# COMPLETE THE FOLLOWING
1/ Check three statements against the Redis caching article below. For each, answer yes or no and quote the exact words from the article that decide it. (a) Without caching, each dashboard load made 15+ database queries and 3 AI model inference calls. (b) In the cache-aside example, the cache is populated on a miss with a time-to-live of one day. (c) At Modelia.ai, write-through is used for merchant settings and Shopify product data.
2/ According to the Redis caching article below, why is the cache-aside pattern safe? Answer in one to three sentences.
3/ Rewrite the passage of the Redis caching article between "Harsh RastogiHarsh Rastogi" and "and merchant configuration.", inclusive, replacing "dashboard" with "homepage".

Backend Development

Redis Caching Strategies for High-Performance APIs

Implementing effective caching patterns that reduced our API response times by 60% at Asynq.ai. Learn cache invalidation, TTL strategies, and common pitfalls.

Harsh RastogiHarsh Rastogi
Nov 15, 202411 min
RedisCachingPerformanceBackendNode.js

The Caching Imperative

At Asynq.ai, our Agentic AI hiring platform processed thousands of candidate evaluations daily. Each evaluation involved fetching candidate profiles, assessment scores, interview feedback, and AI-generated compatibility ratings. Without caching, every dashboard load made 15+ database queries and 3 AI model inference calls. The result: 1.2-second page loads that made recruiters frustrated.

Redis caching brought that down to 120ms — a 10x improvement. Here's exactly how we did it, and how I've refined these patterns at Modelia.ai where we cache Shopify product catalogs, AI recommendation results, and merchant configuration.

Cache-Aside (Lazy Loading)

The most common and safest pattern — check cache first, fall back to database, populate cache on miss:

typescript
import Redis from 'ioredis';

const redis = new Redis(process.env.REDIS_URL);

async function getCandidateProfile(id: string): Promise<CandidateProfile> {
  const cacheKey = `candidate:${id}`;

  // Step 1: Check cache
  const cached = await redis.get(cacheKey);
  if (cached) {
    return JSON.parse(cached);
  }

  // Step 2: Cache miss — fetch from database
  const candidate = await prisma.candidate.findUnique({
    where: { id },
    include: {
      assessmentScores: true,
      interviews: { include: { interviewer: true } },
      aiEvaluation: true,
    },
  });

  if (!candidate) throw new NotFoundError('Candidate not found');

  // Step 3: Populate cache with TTL
  await redis.set(cacheKey, JSON.stringify(candidate), 'EX', 3600); // 1 hour

  return candidate;
}

This pattern is safe because a cache miss always falls back to the source of truth. The worst case is a slower response, never stale data being served indefinitely.

Write-Through Cache

For data that must be immediately consistent after writes — like when a recruiter updates a candidate's status at Asynq.ai:

typescript
async function updateCandidateStatus(id: string, status: CandidateStatus): Promise<Candidate> {
  // Step 1: Update database (source of truth)
  const candidate = await prisma.candidate.update({
    where: { id },
    data: { status, updatedAt: new Date() },
    include: { assessmentScores: true, interviews: true },
  });

  // Step 2: Update cache immediately
  const cacheKey = `candidate:${id}`;
  await redis.set(cacheKey, JSON.stringify(candidate), 'EX', 3600);

  // Step 3: Invalidate any list caches that include this candidate
  const listKeys = await redis.keys('candidates:list:*');
  if (listKeys.length > 0) {
    await redis.del(...listKeys);
  }

  return candidate;
}

At Modelia.ai, we use write-through for merchant settings and Shopify product data — when a merchant updates their AI preferences or a Shopify webhook notifies us of a product change, the cache is updated atomically with the database.

# DATASET
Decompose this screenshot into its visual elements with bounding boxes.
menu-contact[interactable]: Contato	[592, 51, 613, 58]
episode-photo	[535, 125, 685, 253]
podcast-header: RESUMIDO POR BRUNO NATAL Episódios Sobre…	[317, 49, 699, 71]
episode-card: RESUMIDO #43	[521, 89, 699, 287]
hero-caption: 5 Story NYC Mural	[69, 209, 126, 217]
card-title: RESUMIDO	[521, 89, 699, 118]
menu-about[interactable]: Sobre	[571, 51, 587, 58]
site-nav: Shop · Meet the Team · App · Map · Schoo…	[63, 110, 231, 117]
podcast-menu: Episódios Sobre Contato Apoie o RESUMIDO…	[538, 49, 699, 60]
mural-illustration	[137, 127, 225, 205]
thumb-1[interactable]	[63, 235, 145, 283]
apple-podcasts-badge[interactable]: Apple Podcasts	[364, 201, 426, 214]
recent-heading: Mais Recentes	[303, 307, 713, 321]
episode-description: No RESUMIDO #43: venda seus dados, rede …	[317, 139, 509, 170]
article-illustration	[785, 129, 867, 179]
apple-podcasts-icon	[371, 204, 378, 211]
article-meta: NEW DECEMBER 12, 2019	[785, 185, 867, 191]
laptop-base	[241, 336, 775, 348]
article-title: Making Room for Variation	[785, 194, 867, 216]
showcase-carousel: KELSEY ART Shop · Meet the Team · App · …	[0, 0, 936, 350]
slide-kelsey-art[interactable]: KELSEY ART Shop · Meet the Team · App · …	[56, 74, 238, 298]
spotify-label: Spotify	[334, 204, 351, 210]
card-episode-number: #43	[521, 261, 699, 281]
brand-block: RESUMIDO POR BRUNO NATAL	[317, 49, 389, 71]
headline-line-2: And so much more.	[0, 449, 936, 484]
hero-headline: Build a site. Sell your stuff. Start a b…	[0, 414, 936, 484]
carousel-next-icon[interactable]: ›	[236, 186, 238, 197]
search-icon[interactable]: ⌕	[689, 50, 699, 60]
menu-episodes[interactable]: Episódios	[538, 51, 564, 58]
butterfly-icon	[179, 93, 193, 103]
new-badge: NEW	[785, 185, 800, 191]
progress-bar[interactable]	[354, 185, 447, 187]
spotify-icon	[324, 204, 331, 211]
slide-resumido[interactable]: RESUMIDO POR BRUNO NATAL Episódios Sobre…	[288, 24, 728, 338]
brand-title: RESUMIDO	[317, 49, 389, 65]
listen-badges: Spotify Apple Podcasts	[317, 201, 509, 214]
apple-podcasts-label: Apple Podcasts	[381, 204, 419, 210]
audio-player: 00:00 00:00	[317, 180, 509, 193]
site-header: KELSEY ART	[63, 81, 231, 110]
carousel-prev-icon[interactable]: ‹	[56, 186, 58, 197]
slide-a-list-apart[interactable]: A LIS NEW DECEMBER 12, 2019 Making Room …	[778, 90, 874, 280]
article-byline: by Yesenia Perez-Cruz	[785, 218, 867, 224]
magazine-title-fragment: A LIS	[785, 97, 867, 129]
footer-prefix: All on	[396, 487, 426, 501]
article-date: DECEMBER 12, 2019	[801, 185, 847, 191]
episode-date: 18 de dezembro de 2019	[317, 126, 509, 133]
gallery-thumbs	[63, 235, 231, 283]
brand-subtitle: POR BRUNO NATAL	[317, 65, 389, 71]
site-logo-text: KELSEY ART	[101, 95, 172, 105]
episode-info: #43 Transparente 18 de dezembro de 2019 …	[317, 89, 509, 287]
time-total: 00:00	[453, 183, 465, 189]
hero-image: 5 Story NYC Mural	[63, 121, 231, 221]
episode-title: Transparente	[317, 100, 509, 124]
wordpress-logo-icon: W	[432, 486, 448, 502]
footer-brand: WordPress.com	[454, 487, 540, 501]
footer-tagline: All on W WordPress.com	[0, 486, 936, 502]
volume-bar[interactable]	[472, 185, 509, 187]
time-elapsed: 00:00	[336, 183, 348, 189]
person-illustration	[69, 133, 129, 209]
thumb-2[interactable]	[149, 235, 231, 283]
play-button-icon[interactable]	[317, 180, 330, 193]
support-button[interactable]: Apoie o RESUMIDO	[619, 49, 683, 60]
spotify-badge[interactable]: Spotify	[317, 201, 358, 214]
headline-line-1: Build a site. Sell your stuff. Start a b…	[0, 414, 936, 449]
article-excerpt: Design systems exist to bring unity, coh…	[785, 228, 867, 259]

# SOLUTION SET
1/
(a) Yes: "every dashboard load made 15+ database queries and 3 AI model inference calls"
(b) No: "await redis.set(cacheKey, JSON.stringify(candidate), 'EX', 3600); // 1 hour"
(c) Yes: "we use write-through for merchant settings and Shopify product data"

2/ The cache-aside pattern is safe because a cache miss always falls back to the source of truth. At worst, the response is slower, but stale data is never served indefinitely.

3/
Harsh RastogiHarsh Rastogi
Nov 15, 202411 min
RedisCachingPerformanceBackendNode.js

The Caching Imperative

At Asynq.ai, our Agentic AI hiring platform processed thousands of candidate evaluations daily. Each evaluation involved fetching candidate profiles, assessment scores, interview feedback, and AI-generated compatibility ratings. Without caching, every homepage load made 15+ database queries and 3 AI model inference calls. The result: 1.2-second page loads that made recruiters frustrated.

Redis caching brought that down to 120ms — a 10x improvement. Here's exactly how we did it, and how I've refined these patterns at Modelia.ai where we cache Shopify product catalogs, AI recommendation results, and merchant configuration.